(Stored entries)
____________________

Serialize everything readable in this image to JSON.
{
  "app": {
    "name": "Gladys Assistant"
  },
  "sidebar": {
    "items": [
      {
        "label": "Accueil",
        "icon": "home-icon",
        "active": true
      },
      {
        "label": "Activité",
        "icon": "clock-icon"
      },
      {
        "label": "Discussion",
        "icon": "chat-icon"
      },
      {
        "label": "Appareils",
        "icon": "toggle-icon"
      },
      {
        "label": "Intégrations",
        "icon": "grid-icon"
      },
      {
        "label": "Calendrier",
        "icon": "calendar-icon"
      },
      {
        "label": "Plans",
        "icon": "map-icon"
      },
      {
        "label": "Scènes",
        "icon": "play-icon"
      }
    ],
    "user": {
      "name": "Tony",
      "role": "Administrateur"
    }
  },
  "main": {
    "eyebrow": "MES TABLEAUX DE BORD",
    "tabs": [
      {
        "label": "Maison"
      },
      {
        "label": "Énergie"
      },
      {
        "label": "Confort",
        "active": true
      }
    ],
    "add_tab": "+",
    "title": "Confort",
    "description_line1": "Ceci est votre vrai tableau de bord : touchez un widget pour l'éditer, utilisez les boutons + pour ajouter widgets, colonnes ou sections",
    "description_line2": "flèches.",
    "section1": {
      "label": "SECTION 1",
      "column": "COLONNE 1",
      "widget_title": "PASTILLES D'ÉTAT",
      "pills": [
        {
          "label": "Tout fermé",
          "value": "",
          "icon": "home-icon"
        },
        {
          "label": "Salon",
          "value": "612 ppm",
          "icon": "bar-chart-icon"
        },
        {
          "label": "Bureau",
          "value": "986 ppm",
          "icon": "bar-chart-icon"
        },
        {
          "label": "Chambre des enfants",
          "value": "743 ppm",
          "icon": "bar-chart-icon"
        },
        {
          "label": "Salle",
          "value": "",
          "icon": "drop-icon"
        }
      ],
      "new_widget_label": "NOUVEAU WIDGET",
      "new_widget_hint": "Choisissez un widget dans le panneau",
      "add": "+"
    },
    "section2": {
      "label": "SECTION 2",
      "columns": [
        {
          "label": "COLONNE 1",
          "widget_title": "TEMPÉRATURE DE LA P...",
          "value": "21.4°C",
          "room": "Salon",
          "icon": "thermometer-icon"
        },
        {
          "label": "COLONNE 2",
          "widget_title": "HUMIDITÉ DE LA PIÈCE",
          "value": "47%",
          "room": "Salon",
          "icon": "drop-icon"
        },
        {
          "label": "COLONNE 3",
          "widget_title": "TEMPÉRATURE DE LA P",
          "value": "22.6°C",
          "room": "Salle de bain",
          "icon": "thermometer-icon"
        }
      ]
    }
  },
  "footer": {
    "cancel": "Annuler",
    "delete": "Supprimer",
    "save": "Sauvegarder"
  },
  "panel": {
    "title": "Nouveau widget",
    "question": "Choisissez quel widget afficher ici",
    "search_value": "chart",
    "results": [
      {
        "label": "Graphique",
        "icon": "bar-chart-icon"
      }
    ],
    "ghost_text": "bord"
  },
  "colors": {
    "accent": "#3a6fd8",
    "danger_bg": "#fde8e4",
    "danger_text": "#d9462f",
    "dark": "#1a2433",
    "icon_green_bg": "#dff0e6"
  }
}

____________________

Written problem:
Write only the number of lines in the data above that include "TEMPÉRATURE".

Exercise answer:
2